(Data records)
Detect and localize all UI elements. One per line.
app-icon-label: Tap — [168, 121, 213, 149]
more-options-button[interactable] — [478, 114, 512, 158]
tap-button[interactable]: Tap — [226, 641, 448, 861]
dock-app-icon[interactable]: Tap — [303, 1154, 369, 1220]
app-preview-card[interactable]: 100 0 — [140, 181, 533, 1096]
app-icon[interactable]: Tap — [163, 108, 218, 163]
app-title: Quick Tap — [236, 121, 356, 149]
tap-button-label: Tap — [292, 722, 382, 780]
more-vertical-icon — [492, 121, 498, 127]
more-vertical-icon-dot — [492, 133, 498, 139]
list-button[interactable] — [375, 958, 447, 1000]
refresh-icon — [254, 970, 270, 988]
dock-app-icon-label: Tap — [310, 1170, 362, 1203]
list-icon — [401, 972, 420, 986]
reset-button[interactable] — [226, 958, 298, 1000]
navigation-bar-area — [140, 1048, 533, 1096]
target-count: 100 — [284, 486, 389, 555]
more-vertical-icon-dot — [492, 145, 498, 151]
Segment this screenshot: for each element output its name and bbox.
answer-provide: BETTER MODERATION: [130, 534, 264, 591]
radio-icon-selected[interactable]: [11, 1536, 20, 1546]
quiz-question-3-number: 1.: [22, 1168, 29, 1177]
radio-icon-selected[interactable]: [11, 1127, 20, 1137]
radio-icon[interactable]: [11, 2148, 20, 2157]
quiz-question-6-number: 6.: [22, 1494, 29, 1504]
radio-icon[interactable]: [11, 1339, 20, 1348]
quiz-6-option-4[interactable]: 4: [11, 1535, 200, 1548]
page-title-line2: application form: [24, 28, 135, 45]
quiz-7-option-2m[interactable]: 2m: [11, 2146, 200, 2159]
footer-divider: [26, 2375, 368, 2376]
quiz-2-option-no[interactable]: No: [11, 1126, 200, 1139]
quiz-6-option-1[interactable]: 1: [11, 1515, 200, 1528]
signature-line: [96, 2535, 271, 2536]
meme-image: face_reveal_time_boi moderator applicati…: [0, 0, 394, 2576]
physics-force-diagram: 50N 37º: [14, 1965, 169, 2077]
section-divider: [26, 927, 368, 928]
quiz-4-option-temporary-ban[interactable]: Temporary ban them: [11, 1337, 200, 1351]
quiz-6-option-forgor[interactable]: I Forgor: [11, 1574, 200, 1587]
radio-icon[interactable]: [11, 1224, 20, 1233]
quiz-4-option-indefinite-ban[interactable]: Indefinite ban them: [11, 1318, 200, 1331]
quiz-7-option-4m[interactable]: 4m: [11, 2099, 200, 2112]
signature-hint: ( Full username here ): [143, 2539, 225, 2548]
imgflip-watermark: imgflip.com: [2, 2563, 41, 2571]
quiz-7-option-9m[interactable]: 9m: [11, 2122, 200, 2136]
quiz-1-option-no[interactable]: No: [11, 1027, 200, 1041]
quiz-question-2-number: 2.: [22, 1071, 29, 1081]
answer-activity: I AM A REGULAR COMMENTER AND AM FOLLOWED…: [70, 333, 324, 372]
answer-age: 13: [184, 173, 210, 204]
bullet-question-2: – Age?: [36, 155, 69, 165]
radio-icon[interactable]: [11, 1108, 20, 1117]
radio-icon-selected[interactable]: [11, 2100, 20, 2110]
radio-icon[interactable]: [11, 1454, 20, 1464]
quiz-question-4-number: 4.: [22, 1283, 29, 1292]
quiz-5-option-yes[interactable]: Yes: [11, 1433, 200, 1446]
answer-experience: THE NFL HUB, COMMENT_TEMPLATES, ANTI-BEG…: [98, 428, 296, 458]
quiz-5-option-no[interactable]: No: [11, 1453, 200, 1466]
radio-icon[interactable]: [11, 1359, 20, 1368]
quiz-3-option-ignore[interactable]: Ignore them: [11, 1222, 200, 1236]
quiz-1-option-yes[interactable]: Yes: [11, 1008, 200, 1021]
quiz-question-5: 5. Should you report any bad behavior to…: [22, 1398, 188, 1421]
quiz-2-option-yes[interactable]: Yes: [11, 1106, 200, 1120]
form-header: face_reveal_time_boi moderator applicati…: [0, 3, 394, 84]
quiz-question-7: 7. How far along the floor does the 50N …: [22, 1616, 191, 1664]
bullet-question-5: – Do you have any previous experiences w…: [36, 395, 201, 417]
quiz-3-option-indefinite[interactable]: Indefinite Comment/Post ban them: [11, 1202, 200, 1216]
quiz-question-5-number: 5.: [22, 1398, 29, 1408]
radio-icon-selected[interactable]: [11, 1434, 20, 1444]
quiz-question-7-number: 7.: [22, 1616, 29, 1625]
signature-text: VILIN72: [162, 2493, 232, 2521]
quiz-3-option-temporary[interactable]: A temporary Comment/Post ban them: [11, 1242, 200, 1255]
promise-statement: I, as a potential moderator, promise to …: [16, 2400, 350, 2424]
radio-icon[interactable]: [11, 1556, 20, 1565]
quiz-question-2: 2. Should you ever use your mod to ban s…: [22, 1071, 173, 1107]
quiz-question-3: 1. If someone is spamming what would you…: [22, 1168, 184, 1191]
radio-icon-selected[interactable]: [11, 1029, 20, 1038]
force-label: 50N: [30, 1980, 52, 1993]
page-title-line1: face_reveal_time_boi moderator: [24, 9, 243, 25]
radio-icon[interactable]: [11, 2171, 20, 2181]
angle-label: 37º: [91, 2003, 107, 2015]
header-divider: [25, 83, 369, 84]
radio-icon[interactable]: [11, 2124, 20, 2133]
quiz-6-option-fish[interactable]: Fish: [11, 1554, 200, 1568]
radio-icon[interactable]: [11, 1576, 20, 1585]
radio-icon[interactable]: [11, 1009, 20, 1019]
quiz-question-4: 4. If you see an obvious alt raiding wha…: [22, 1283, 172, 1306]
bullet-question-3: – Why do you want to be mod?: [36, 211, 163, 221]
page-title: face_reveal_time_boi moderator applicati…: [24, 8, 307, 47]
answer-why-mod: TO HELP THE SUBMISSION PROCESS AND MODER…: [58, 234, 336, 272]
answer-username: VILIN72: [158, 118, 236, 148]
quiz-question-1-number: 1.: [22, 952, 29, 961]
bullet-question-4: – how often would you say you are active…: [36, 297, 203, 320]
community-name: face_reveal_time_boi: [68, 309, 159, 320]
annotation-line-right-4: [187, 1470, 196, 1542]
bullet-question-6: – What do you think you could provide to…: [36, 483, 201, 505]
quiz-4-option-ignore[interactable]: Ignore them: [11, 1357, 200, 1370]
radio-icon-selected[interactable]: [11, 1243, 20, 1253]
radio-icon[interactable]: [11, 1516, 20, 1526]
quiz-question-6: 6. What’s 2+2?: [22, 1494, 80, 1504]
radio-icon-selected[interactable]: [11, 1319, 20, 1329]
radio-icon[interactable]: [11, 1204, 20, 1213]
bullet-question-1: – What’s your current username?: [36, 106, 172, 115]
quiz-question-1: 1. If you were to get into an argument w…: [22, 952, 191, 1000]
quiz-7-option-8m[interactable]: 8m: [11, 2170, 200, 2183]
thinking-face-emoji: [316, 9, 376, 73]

Stated goal.
Please reproduce all of the rows above line for line, without changing anything.

Finished answer.
Detect and localize all UI elements. One per line.
app-icon-label: Tap — [168, 121, 213, 149]
more-options-button[interactable] — [478, 114, 512, 158]
tap-button[interactable]: Tap — [226, 641, 448, 861]
dock-app-icon[interactable]: Tap — [303, 1154, 369, 1220]
app-preview-card[interactable]: 100 0 — [140, 181, 533, 1096]
app-icon[interactable]: Tap — [163, 108, 218, 163]
app-title: Quick Tap — [236, 121, 356, 149]
tap-button-label: Tap — [292, 722, 382, 780]
more-vertical-icon — [492, 121, 498, 127]
more-vertical-icon-dot — [492, 133, 498, 139]
list-button[interactable] — [375, 958, 447, 1000]
refresh-icon — [254, 970, 270, 988]
dock-app-icon-label: Tap — [310, 1170, 362, 1203]
list-icon — [401, 972, 420, 986]
reset-button[interactable] — [226, 958, 298, 1000]
navigation-bar-area — [140, 1048, 533, 1096]
target-count: 100 — [284, 486, 389, 555]
more-vertical-icon-dot — [492, 145, 498, 151]
Segment this screenshot: for each element output its name and bbox.
answer-provide: BETTER MODERATION: [130, 534, 264, 591]
radio-icon-selected[interactable]: [11, 1536, 20, 1546]
quiz-question-3-number: 1.: [22, 1168, 29, 1177]
radio-icon-selected[interactable]: [11, 1127, 20, 1137]
radio-icon[interactable]: [11, 2148, 20, 2157]
quiz-question-6-number: 6.: [22, 1494, 29, 1504]
radio-icon[interactable]: [11, 1339, 20, 1348]
quiz-6-option-4[interactable]: 4: [11, 1535, 200, 1548]
page-title-line2: application form: [24, 28, 135, 45]
quiz-7-option-2m[interactable]: 2m: [11, 2146, 200, 2159]
footer-divider: [26, 2375, 368, 2376]
quiz-2-option-no[interactable]: No: [11, 1126, 200, 1139]
quiz-6-option-1[interactable]: 1: [11, 1515, 200, 1528]
signature-line: [96, 2535, 271, 2536]
meme-image: face_reveal_time_boi moderator applicati…: [0, 0, 394, 2576]
physics-force-diagram: 50N 37º: [14, 1965, 169, 2077]
section-divider: [26, 927, 368, 928]
quiz-4-option-temporary-ban[interactable]: Temporary ban them: [11, 1337, 200, 1351]
quiz-6-option-forgor[interactable]: I Forgor: [11, 1574, 200, 1587]
radio-icon[interactable]: [11, 1224, 20, 1233]
quiz-4-option-indefinite-ban[interactable]: Indefinite ban them: [11, 1318, 200, 1331]
quiz-7-option-4m[interactable]: 4m: [11, 2099, 200, 2112]
signature-hint: ( Full username here ): [143, 2539, 225, 2548]
imgflip-watermark: imgflip.com: [2, 2563, 41, 2571]
quiz-7-option-9m[interactable]: 9m: [11, 2122, 200, 2136]
quiz-1-option-no[interactable]: No: [11, 1027, 200, 1041]
quiz-question-2-number: 2.: [22, 1071, 29, 1081]
answer-activity: I AM A REGULAR COMMENTER AND AM FOLLOWED…: [70, 333, 324, 372]
answer-age: 13: [184, 173, 210, 204]
bullet-question-2: – Age?: [36, 155, 69, 165]
radio-icon[interactable]: [11, 1108, 20, 1117]
radio-icon-selected[interactable]: [11, 2100, 20, 2110]
radio-icon[interactable]: [11, 1454, 20, 1464]
quiz-question-4-number: 4.: [22, 1283, 29, 1292]
quiz-5-option-yes[interactable]: Yes: [11, 1433, 200, 1446]
answer-experience: THE NFL HUB, COMMENT_TEMPLATES, ANTI-BEG…: [98, 428, 296, 458]
quiz-5-option-no[interactable]: No: [11, 1453, 200, 1466]
radio-icon[interactable]: [11, 1359, 20, 1368]
quiz-3-option-ignore[interactable]: Ignore them: [11, 1222, 200, 1236]
quiz-1-option-yes[interactable]: Yes: [11, 1008, 200, 1021]
quiz-question-5: 5. Should you report any bad behavior to…: [22, 1398, 188, 1421]
quiz-2-option-yes[interactable]: Yes: [11, 1106, 200, 1120]
form-header: face_reveal_time_boi moderator applicati…: [0, 3, 394, 84]
quiz-question-7: 7. How far along the floor does the 50N …: [22, 1616, 191, 1664]
bullet-question-5: – Do you have any previous experiences w…: [36, 395, 201, 417]
quiz-3-option-indefinite[interactable]: Indefinite Comment/Post ban them: [11, 1202, 200, 1216]
quiz-question-5-number: 5.: [22, 1398, 29, 1408]
radio-icon-selected[interactable]: [11, 1434, 20, 1444]
quiz-question-7-number: 7.: [22, 1616, 29, 1625]
signature-text: VILIN72: [162, 2493, 232, 2521]
quiz-3-option-temporary[interactable]: A temporary Comment/Post ban them: [11, 1242, 200, 1255]
promise-statement: I, as a potential moderator, promise to …: [16, 2400, 350, 2424]
radio-icon[interactable]: [11, 1556, 20, 1565]
quiz-question-2: 2. Should you ever use your mod to ban s…: [22, 1071, 173, 1107]
quiz-question-3: 1. If someone is spamming what would you…: [22, 1168, 184, 1191]
radio-icon-selected[interactable]: [11, 1029, 20, 1038]
force-label: 50N: [30, 1980, 52, 1993]
page-title-line1: face_reveal_time_boi moderator: [24, 9, 243, 25]
radio-icon[interactable]: [11, 2171, 20, 2181]
angle-label: 37º: [91, 2003, 107, 2015]
header-divider: [25, 83, 369, 84]
radio-icon[interactable]: [11, 2124, 20, 2133]
quiz-6-option-fish[interactable]: Fish: [11, 1554, 200, 1568]
radio-icon[interactable]: [11, 1576, 20, 1585]
radio-icon[interactable]: [11, 1009, 20, 1019]
quiz-question-4: 4. If you see an obvious alt raiding wha…: [22, 1283, 172, 1306]
bullet-question-3: – Why do you want to be mod?: [36, 211, 163, 221]
page-title: face_reveal_time_boi moderator applicati…: [24, 8, 307, 47]
answer-why-mod: TO HELP THE SUBMISSION PROCESS AND MODER…: [58, 234, 336, 272]
answer-username: VILIN72: [158, 118, 236, 148]
quiz-question-1-number: 1.: [22, 952, 29, 961]
bullet-question-4: – how often would you say you are active…: [36, 297, 203, 320]
community-name: face_reveal_time_boi: [68, 309, 159, 320]
annotation-line-right-4: [187, 1470, 196, 1542]
bullet-question-6: – What do you think you could provide to…: [36, 483, 201, 505]
quiz-4-option-ignore[interactable]: Ignore them: [11, 1357, 200, 1370]
radio-icon-selected[interactable]: [11, 1243, 20, 1253]
radio-icon[interactable]: [11, 1516, 20, 1526]
quiz-question-6: 6. What’s 2+2?: [22, 1494, 80, 1504]
radio-icon-selected[interactable]: [11, 1319, 20, 1329]
radio-icon[interactable]: [11, 1204, 20, 1213]
bullet-question-1: – What’s your current username?: [36, 106, 172, 115]
quiz-question-1: 1. If you were to get into an argument w…: [22, 952, 191, 1000]
quiz-7-option-8m[interactable]: 8m: [11, 2170, 200, 2183]
thinking-face-emoji: [316, 9, 376, 73]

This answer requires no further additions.